# GIVEN ENTRIES start

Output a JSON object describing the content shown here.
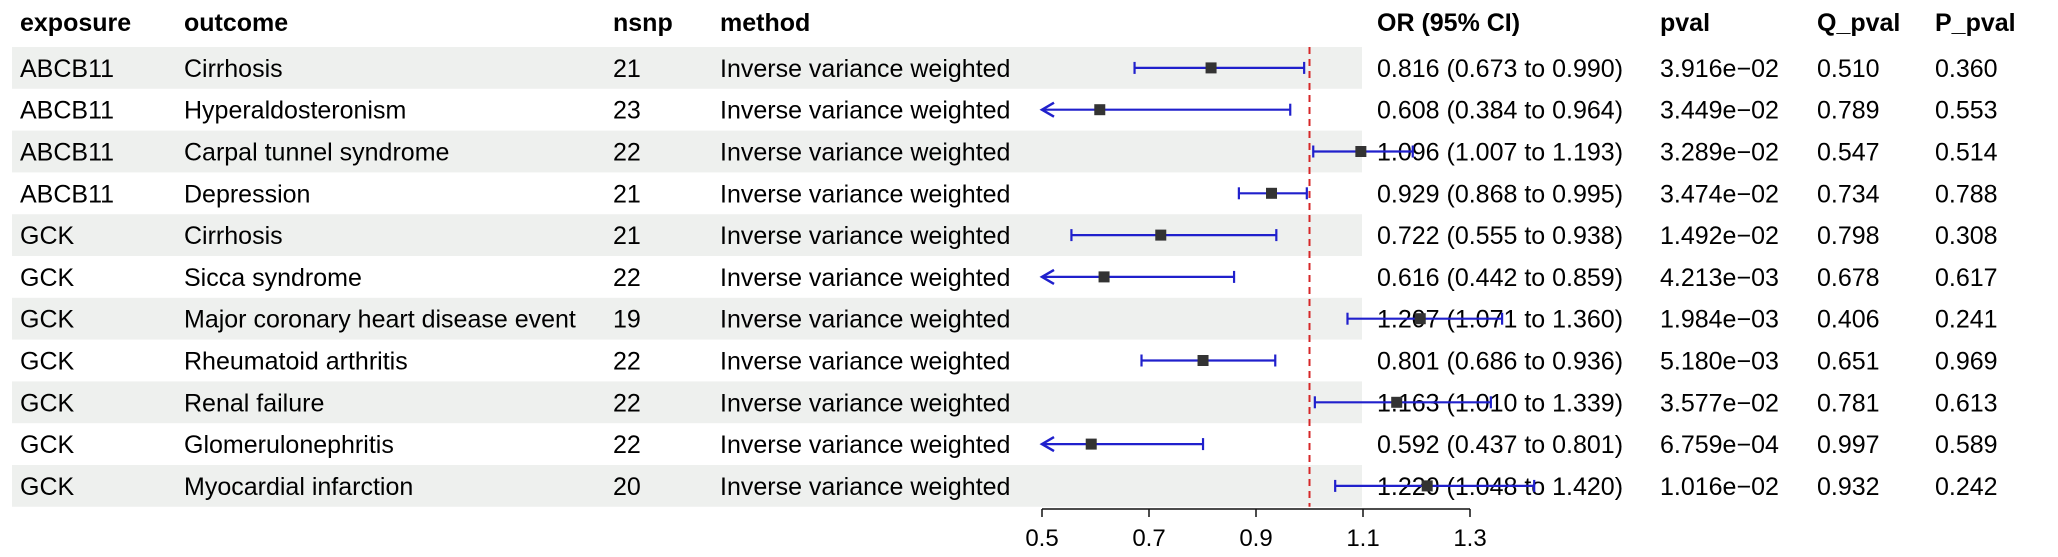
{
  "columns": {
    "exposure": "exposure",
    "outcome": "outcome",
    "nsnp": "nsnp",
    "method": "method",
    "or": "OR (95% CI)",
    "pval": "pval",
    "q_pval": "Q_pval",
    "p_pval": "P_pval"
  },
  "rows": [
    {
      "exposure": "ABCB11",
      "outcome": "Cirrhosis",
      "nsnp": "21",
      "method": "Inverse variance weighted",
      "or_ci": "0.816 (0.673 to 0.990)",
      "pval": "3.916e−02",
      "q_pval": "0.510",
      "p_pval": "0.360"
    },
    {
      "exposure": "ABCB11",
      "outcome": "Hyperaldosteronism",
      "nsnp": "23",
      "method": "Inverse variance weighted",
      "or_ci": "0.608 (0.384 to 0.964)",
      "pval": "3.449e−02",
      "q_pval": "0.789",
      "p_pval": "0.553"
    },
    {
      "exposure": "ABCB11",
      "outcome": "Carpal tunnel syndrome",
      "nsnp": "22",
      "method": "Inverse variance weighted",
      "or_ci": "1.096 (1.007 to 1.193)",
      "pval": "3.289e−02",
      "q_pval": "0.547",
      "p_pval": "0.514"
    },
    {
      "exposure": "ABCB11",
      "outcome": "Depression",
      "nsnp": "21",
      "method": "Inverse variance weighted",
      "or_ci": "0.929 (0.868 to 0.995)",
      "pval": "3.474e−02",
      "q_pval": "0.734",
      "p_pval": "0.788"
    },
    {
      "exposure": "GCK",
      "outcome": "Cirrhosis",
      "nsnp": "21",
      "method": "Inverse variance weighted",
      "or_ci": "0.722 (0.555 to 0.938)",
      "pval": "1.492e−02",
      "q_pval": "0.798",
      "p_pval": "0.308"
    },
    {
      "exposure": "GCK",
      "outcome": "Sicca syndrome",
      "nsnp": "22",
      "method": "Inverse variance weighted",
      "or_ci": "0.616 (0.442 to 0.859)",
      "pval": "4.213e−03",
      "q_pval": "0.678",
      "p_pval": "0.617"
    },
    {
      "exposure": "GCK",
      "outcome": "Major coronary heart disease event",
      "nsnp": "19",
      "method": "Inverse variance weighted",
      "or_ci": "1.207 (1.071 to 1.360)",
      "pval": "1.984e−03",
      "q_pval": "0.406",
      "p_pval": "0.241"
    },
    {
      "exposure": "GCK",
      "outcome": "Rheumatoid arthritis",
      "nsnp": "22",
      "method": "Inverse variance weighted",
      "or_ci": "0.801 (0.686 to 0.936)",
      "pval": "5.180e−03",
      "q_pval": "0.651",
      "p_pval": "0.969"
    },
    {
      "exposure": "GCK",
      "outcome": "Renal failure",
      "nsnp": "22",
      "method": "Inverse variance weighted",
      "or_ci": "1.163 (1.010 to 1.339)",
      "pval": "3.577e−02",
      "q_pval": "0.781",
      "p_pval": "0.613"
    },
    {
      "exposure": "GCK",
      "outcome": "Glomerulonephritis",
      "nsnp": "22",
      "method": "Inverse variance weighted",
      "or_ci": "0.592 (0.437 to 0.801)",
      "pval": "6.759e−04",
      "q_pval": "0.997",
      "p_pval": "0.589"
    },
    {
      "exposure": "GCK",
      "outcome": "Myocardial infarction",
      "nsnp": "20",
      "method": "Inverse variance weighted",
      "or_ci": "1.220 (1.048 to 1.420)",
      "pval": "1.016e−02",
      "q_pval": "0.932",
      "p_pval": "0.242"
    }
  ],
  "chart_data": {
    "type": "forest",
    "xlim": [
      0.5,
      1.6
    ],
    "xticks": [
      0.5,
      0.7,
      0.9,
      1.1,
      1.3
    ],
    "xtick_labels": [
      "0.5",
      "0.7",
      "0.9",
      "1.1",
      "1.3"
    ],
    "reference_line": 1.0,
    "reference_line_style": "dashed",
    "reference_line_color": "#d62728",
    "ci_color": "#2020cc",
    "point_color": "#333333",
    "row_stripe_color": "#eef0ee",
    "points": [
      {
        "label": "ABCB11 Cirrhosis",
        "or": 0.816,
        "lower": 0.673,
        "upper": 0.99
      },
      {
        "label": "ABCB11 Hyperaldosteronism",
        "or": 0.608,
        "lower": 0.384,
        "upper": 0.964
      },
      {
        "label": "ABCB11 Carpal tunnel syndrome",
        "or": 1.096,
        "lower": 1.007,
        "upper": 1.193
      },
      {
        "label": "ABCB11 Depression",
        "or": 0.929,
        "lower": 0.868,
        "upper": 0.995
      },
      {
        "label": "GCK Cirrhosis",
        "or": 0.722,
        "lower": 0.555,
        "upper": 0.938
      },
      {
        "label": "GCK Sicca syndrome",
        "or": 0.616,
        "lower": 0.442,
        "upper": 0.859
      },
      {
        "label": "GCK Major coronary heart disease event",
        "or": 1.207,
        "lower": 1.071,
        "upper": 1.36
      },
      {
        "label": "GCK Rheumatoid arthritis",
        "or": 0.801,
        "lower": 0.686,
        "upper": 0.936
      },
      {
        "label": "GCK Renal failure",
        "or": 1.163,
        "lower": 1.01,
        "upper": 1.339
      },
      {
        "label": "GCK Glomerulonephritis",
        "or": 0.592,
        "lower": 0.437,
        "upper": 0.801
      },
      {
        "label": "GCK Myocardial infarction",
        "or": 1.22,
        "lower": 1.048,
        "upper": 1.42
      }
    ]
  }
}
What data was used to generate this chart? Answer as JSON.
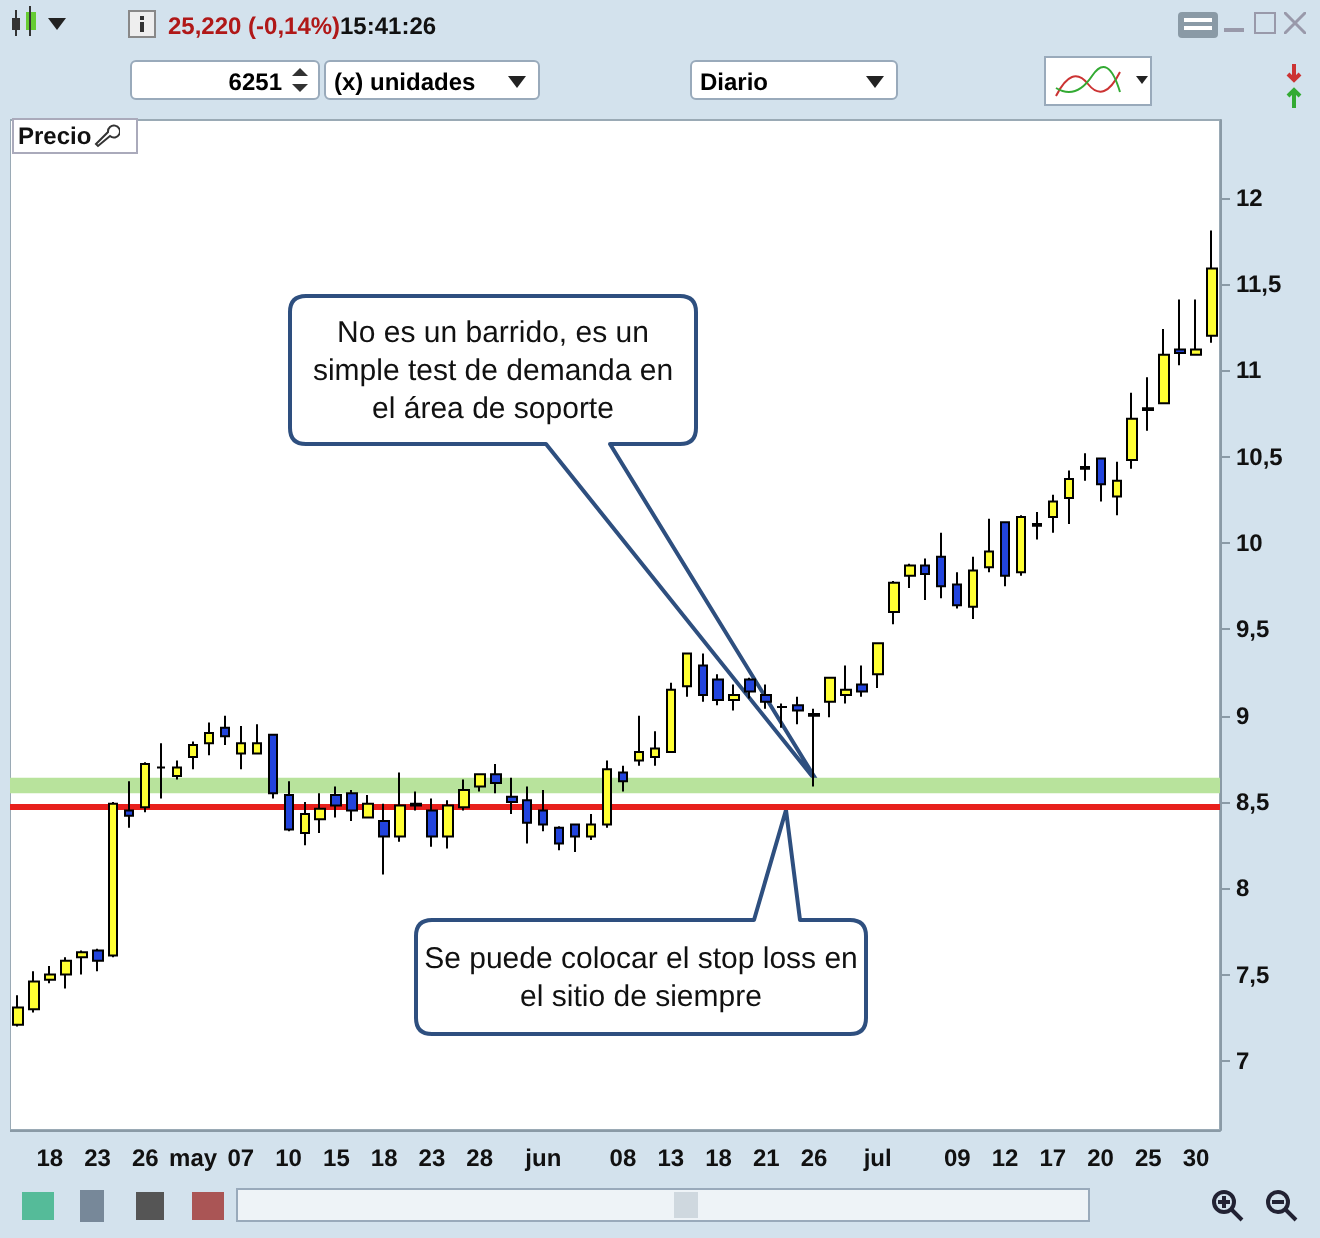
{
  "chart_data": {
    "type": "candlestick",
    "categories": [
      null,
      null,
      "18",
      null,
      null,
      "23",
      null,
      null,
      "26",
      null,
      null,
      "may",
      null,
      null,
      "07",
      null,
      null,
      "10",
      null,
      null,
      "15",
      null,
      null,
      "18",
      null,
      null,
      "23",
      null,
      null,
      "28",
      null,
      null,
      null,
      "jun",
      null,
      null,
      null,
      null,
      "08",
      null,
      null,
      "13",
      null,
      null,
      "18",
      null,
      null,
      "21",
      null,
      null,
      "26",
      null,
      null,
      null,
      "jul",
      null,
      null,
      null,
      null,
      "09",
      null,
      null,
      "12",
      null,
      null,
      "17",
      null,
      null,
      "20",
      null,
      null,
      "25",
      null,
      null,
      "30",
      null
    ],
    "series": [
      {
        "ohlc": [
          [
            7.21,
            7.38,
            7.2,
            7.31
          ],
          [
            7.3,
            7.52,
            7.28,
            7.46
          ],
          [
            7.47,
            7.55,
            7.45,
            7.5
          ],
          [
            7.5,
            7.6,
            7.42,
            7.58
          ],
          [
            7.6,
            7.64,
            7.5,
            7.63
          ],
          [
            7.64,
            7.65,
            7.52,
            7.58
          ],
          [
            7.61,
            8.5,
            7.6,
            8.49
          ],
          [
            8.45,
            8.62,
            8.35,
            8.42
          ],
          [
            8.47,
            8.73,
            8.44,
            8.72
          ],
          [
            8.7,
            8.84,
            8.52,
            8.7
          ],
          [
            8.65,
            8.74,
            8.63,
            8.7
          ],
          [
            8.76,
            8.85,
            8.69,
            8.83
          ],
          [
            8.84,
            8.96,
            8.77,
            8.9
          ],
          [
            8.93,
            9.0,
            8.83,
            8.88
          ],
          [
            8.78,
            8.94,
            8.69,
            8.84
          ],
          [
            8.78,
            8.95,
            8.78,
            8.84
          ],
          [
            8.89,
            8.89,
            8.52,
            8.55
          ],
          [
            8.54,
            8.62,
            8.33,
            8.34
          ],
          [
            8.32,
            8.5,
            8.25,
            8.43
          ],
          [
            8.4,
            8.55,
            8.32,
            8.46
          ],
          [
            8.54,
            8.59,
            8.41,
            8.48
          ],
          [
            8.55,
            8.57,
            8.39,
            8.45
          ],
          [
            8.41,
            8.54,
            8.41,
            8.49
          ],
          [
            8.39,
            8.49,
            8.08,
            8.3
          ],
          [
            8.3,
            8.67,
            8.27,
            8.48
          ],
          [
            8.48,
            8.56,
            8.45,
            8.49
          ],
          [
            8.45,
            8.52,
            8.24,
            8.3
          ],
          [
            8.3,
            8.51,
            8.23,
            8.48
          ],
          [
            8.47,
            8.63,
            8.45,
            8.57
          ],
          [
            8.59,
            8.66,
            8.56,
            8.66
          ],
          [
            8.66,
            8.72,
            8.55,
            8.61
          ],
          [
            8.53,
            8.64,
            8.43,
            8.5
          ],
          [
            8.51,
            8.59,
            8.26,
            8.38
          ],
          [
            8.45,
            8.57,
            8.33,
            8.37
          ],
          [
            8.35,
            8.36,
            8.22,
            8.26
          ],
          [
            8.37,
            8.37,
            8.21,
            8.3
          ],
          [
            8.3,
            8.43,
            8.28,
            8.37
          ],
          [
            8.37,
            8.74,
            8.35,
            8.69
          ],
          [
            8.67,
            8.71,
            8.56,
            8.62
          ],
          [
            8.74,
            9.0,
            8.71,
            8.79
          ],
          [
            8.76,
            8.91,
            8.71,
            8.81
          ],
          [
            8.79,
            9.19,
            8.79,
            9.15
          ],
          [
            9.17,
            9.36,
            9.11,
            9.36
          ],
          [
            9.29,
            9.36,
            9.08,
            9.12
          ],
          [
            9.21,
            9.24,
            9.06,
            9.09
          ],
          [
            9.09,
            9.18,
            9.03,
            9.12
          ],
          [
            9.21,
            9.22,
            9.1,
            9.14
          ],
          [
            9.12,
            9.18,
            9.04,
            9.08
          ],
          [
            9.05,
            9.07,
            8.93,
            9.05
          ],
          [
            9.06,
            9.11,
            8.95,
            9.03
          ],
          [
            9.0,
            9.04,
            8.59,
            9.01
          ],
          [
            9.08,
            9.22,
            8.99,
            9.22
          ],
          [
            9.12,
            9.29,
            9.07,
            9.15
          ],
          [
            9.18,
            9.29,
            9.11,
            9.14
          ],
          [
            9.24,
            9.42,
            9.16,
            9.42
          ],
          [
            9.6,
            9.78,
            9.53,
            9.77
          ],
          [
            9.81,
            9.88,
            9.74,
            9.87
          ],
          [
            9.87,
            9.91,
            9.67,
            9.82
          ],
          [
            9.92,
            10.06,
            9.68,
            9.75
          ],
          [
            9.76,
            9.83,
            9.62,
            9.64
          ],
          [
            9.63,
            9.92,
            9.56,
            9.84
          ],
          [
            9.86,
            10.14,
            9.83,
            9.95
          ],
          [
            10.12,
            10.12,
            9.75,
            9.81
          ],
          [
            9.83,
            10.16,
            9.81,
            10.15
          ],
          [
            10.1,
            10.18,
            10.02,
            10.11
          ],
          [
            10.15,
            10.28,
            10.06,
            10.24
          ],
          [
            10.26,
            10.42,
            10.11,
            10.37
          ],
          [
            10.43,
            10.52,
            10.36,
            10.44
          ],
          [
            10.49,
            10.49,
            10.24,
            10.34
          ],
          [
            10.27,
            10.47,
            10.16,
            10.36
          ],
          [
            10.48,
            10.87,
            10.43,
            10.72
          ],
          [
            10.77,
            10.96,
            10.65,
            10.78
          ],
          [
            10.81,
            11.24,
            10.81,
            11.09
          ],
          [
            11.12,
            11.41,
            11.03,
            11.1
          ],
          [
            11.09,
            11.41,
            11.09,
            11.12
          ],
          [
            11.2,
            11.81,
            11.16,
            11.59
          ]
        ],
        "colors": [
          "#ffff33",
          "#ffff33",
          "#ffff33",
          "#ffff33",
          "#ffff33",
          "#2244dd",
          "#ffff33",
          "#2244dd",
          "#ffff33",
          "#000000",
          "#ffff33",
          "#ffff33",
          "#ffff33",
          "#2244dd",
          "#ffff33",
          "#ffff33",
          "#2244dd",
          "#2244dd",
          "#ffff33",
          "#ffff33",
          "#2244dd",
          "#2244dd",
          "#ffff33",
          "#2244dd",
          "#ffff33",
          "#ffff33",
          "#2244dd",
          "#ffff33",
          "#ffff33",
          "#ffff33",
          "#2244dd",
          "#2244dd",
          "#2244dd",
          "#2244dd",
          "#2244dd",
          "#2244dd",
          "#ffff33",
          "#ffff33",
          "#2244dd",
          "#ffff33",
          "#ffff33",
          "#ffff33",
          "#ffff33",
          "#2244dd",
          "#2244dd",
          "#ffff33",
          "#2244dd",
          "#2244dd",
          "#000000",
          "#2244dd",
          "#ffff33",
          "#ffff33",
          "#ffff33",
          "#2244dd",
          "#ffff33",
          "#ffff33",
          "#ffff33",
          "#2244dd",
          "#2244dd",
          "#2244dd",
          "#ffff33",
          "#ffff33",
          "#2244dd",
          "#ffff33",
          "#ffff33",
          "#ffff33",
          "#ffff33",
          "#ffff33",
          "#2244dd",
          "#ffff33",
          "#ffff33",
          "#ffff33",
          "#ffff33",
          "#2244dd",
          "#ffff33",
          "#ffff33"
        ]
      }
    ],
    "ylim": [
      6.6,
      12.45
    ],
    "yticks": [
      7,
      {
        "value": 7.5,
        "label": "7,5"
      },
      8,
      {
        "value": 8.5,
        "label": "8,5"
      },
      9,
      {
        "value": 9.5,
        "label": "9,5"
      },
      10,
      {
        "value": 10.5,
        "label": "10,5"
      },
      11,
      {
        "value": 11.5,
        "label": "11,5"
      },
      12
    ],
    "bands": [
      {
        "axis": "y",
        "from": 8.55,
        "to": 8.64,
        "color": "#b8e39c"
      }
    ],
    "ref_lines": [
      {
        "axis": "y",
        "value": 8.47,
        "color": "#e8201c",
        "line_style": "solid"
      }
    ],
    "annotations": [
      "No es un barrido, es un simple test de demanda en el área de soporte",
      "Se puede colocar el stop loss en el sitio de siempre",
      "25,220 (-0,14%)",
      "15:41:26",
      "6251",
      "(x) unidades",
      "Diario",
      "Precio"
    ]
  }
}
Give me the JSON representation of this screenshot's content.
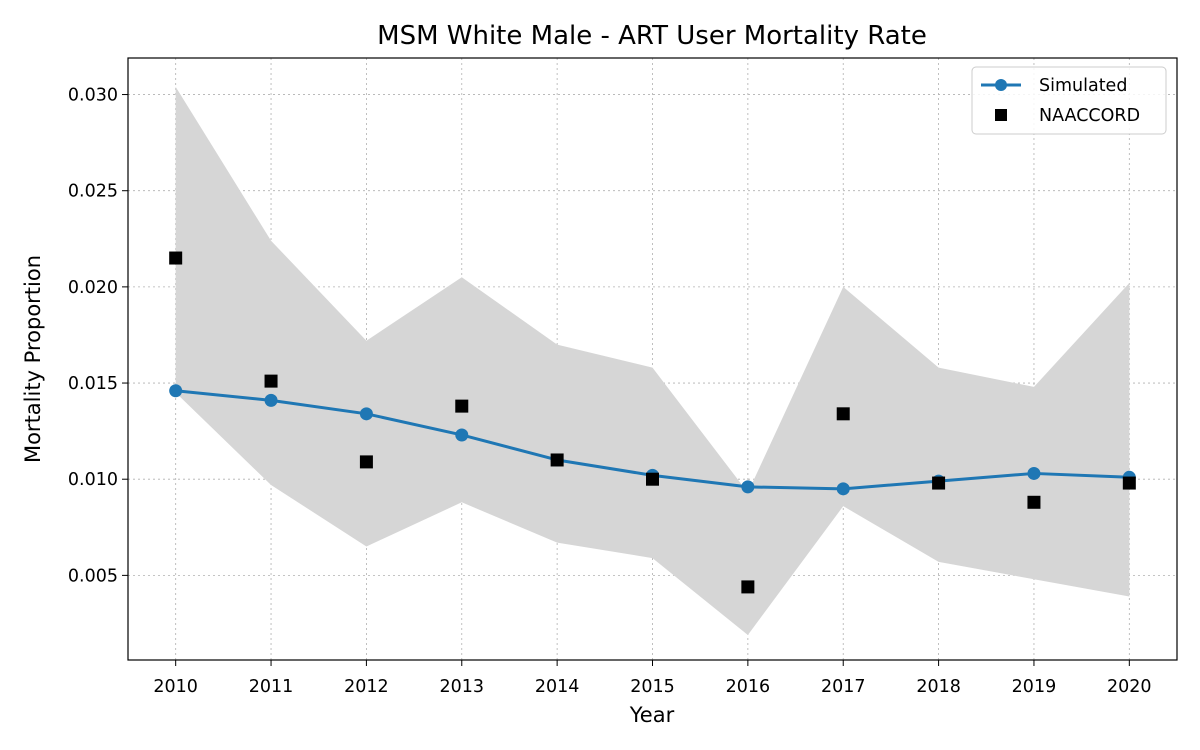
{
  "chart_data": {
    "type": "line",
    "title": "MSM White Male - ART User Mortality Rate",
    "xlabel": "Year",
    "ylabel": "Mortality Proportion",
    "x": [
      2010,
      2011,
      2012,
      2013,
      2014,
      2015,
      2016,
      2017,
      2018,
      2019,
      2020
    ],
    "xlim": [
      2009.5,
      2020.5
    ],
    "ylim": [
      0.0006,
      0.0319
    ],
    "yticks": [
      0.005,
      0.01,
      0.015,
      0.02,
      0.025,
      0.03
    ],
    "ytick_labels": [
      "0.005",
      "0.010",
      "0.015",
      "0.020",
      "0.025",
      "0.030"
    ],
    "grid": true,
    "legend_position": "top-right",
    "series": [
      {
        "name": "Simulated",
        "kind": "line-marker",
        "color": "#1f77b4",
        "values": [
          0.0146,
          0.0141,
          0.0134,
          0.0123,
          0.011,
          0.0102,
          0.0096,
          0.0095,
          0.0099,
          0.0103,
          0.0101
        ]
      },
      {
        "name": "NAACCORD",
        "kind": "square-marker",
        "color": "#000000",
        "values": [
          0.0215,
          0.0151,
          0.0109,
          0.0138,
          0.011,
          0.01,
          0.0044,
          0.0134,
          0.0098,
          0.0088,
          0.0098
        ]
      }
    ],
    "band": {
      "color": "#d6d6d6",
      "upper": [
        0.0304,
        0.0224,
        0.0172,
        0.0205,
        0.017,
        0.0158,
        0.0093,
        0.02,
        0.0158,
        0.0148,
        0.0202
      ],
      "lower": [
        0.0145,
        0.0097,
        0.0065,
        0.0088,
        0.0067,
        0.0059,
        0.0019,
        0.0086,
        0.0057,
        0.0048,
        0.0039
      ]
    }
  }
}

# GIVEN ENTRIES end

YOUR GOAL: Scan the lines for the string "Hyperaldosteronism". Pick out every line that has it.

ANSWER BELOW:
      "outcome": "Hyperaldosteronism",
        "label": "ABCB11 Hyperaldosteronism",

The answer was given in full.